Vorliegender Text:
▽

Geht das Glas in Scherben? angstbesetzt.
(Verheißung: Befreiung von Drangsal und Beklemmung)
Vitrine:
Ein GLÄSERNER Schrank, Schau-Kasten
Bewahrung einer Idee oder Identität?
Funktion einer Vitrine: Unbenutztes verwahren, aus Angst es würde zerbrechen, einstauben
(Bürgerlichkeit, Biedermaier, steril, konserviert)
gesellschaftliche Normierung dessen was von Bedeutung ist
Ordnung, Gewissenhaftigkeit
EinSCHRÄNKung, Beklemmung
Die ängstliche Vitrine – personalisiert (wohingegen „Eine“ entmenschlicht wird)
Lebendigkeit:
Im Bild des Trinkens
(Lebenstrieb, gierig, körperlich, animalisch, triebhaft, einverleibend)
König:
archetypisches Vatersymbol, Autorität
regiert, beherrscht, machtvoll
edler Aspekt von Männlichkeit
Analogie König – Untertan (abhängig, ausgeliefert, Objekt, passiv)
Richtet sich auf das Gefühl, ausgeliefert zu sein
Über-Gewissen, oberste psychische Instanz
Bild des Todes (einzig ein König ist wie ein Verstorbener niemandem Untertan)

△

Was zu tun ist:
**1)** Entscheiden Sie mit Ja oder Nein, ob die folgenden Aussagen mit dem Text zu Vitrine und König übereinstimmen, und führen Sie zu jeder Antwort die ausschlaggebenden Worte des Textes wörtlich an: (a) Der König wird als archetypisches Vatersymbol bezeichnet. (b) Eine Vitrine dient dazu, Gegenstände für den täglichen Gebrauch bereitzuhalten. (c) Lebendigkeit zeigt sich im Bild des Trinkens.
**2)** Wiederholen Sie den Abschnitt aus dem Text zu Vitrine und König von „(Verheißung: Befreiung von“ bis einschließlich „Biedermaier, steril, konserviert)“ wortgetreu.

Gegebene Informationen:
▽

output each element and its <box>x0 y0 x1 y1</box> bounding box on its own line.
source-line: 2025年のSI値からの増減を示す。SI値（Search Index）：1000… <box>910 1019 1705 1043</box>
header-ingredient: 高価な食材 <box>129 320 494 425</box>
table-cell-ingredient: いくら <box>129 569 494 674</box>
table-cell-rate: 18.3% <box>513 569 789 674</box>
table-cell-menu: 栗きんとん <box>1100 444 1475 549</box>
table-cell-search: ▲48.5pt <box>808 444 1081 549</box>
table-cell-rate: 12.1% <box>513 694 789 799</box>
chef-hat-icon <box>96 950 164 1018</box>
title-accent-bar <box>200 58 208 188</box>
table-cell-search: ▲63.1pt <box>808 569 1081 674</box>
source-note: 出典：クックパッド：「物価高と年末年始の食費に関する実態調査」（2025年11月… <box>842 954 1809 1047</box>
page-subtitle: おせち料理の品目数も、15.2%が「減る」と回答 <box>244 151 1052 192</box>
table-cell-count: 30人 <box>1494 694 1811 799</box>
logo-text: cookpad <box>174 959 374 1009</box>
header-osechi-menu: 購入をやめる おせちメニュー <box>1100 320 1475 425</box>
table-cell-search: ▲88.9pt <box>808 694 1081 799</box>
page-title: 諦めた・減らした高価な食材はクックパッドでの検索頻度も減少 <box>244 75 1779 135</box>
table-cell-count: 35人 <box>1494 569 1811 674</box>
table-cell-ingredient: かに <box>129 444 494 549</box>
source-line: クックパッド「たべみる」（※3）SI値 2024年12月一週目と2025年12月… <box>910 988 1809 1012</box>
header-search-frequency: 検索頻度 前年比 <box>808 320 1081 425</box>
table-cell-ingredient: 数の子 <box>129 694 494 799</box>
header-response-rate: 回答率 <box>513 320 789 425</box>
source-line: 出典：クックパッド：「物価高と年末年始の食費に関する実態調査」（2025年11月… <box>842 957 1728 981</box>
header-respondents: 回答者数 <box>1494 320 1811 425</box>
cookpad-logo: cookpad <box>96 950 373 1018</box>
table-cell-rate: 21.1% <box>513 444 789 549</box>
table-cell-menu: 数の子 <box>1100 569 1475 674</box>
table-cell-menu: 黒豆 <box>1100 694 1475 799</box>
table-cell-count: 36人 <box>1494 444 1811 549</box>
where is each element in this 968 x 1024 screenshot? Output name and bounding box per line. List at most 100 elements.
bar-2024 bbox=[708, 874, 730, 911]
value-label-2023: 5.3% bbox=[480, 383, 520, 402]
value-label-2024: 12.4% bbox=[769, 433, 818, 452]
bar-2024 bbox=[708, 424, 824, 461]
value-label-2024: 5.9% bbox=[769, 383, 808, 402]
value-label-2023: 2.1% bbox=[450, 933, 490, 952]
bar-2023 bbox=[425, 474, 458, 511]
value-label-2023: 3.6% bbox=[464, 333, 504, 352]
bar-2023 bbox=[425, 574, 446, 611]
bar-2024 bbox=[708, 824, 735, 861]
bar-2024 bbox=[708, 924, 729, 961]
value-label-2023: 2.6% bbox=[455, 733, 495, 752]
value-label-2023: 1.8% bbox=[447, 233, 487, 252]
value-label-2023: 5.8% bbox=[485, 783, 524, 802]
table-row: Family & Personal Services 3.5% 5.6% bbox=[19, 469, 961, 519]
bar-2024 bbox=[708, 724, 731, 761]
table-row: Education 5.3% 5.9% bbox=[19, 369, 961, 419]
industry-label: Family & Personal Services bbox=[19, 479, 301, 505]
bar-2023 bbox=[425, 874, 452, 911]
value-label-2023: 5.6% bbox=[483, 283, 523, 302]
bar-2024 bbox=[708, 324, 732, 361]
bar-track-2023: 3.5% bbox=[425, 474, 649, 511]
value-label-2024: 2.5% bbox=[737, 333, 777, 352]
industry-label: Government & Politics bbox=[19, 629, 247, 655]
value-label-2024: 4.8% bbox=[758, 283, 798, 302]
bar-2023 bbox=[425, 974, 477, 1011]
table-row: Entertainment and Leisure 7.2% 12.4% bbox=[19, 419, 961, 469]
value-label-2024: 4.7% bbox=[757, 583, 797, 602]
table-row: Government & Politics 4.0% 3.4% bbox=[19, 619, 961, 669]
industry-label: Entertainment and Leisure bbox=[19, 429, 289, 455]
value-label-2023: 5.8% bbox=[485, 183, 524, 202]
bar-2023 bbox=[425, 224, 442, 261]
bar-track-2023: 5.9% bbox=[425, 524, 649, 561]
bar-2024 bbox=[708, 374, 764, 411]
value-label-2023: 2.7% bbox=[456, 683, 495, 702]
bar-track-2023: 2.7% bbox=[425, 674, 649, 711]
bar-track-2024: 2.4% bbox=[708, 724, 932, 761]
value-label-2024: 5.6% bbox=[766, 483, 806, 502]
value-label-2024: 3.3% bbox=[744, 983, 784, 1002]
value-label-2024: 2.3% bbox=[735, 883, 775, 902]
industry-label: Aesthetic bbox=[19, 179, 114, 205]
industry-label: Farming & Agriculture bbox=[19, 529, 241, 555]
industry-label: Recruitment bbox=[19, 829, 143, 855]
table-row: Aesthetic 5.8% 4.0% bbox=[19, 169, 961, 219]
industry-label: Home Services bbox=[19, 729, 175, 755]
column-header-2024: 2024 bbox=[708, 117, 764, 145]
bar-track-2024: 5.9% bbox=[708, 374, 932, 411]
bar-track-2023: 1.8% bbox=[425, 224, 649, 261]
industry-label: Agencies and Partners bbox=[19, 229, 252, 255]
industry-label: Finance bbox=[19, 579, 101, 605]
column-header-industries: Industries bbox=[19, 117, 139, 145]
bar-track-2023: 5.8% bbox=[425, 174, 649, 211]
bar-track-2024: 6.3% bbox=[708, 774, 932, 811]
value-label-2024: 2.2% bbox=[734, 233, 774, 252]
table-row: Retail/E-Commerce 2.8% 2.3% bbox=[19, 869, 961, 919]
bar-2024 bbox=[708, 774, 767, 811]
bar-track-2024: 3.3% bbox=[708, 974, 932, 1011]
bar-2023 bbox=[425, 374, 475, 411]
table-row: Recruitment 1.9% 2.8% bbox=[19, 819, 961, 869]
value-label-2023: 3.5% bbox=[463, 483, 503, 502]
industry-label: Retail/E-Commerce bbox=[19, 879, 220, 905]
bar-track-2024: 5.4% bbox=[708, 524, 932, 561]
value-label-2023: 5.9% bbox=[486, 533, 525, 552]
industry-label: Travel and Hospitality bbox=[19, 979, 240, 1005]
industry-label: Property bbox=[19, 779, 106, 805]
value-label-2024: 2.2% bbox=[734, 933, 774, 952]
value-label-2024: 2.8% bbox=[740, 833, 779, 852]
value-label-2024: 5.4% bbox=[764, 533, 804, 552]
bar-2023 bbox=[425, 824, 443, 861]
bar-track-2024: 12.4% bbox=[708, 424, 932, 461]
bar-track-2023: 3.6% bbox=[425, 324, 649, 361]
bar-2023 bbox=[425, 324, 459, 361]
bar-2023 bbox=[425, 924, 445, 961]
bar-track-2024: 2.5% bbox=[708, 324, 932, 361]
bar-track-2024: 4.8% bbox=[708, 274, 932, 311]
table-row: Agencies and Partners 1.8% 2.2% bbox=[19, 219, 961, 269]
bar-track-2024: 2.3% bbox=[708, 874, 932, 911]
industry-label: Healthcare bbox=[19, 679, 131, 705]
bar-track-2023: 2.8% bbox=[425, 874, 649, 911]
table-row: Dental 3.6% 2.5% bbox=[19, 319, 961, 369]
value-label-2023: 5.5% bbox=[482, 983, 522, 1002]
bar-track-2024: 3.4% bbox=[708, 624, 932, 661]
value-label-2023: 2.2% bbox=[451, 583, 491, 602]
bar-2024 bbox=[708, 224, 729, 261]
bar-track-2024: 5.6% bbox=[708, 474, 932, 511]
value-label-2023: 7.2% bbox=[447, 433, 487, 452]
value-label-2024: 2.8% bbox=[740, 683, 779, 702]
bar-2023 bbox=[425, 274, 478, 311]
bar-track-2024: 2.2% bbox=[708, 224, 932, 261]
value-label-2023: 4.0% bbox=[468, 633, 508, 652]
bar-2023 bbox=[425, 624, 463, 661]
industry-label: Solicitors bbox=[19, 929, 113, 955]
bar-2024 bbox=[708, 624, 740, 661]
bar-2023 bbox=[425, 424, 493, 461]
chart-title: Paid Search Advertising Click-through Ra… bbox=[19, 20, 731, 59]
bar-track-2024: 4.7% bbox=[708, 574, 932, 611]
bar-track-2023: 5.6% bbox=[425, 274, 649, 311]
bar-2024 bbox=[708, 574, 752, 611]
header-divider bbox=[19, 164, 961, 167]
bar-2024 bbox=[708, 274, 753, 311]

△

Ergebnisse der Übung:
**1)**
(a) Ja: „archetypisches Vatersymbol, Autorität“
(b) Nein: „Funktion einer Vitrine: Unbenutztes verwahren, aus Angst es würde zerbrechen, einstauben“
(c) Ja: „Im Bild des Trinkens“

**2)**
(Verheißung: Befreiung von Drangsal und Beklemmung)
Vitrine:
Ein GLÄSERNER Schrank, Schau-Kasten
Bewahrung einer Idee oder Identität?
Funktion einer Vitrine: Unbenutztes verwahren, aus Angst es würde zerbrechen, einstauben
(Bürgerlichkeit, Biedermaier, steril, konserviert)